**What to do**
Your task is to copy each line of the material below that includes "Chapter".

**Provided information**

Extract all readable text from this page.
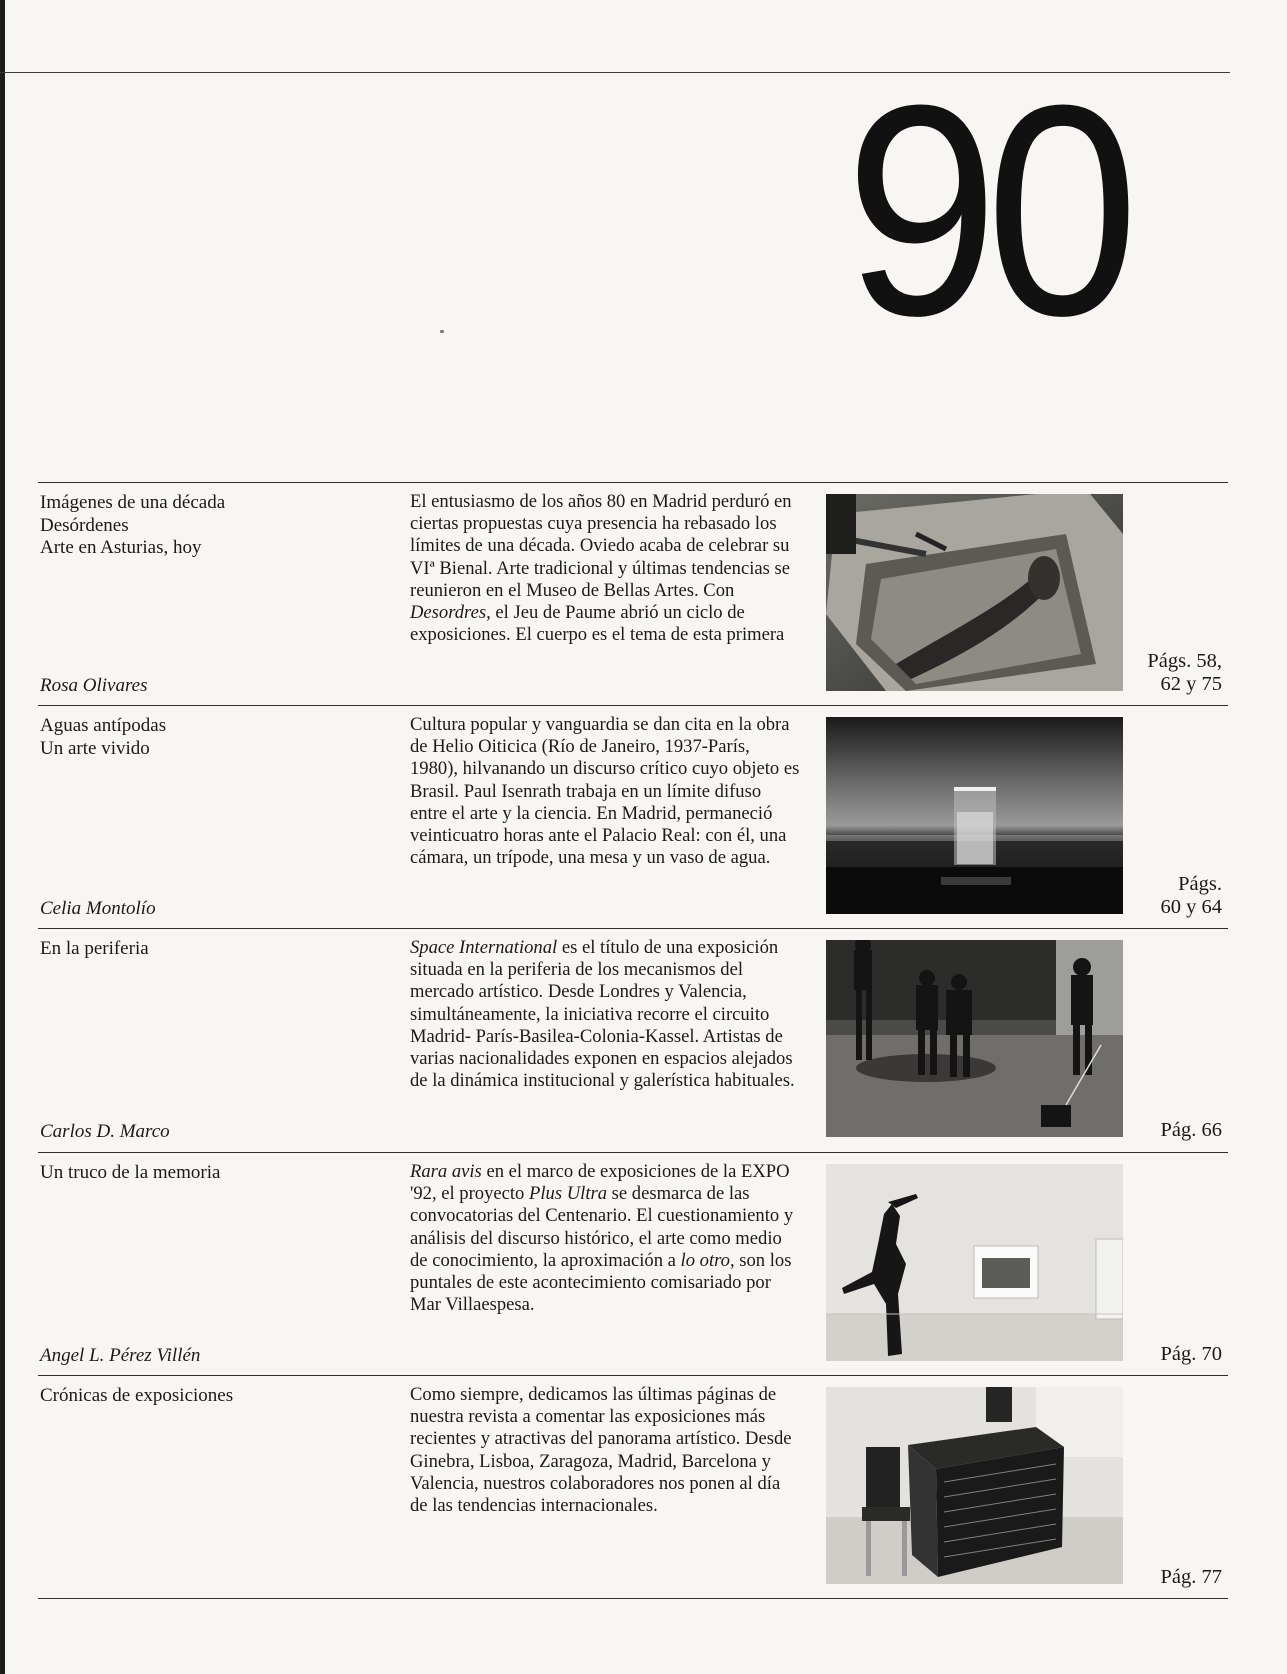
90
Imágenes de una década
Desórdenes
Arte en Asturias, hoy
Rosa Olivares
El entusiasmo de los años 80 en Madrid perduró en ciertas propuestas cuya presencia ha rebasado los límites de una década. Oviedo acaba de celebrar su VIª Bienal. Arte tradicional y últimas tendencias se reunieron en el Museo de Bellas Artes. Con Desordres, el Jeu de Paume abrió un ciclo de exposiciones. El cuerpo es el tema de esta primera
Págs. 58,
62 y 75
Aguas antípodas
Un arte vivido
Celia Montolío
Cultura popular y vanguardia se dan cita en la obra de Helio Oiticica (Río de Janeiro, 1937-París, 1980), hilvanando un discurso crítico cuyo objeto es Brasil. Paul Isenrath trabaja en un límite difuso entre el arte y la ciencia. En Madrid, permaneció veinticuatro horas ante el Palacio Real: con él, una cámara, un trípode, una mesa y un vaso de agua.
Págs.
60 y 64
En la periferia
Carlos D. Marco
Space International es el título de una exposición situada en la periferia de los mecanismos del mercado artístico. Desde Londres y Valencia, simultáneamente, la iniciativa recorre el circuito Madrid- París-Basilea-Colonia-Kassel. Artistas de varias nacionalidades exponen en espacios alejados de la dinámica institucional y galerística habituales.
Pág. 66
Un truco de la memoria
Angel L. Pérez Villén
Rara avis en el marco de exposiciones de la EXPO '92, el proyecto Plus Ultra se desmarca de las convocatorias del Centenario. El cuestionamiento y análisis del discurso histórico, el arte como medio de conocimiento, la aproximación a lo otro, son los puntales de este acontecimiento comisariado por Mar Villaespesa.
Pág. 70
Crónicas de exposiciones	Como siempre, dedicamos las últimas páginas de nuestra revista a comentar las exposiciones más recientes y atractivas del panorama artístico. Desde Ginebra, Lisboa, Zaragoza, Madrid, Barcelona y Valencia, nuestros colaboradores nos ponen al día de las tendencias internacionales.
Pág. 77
...
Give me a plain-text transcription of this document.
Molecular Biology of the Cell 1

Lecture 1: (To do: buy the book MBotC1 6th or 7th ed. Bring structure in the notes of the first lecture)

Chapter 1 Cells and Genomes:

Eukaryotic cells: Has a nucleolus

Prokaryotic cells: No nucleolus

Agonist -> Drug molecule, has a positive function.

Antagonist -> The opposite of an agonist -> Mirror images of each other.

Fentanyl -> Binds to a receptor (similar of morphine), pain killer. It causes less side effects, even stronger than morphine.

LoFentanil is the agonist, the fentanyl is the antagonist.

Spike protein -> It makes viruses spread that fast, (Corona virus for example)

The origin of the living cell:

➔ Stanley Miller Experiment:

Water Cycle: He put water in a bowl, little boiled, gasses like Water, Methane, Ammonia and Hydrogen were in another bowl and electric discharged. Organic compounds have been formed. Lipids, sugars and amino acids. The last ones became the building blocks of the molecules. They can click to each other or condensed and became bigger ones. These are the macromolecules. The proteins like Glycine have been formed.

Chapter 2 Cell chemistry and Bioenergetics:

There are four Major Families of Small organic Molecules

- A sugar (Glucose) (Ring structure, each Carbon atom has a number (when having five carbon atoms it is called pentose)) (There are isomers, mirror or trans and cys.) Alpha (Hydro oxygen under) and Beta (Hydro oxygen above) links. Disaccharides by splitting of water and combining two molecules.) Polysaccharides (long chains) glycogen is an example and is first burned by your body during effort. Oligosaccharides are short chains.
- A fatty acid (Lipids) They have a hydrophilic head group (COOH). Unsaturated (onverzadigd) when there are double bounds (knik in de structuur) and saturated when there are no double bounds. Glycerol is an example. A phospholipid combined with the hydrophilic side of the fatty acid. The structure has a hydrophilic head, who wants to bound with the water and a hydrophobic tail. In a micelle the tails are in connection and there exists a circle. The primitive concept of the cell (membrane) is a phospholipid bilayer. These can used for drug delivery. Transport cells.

**Task solution**
Chapter 1 Cells and Genomes:
Chapter 2 Cell chemistry and Bioenergetics:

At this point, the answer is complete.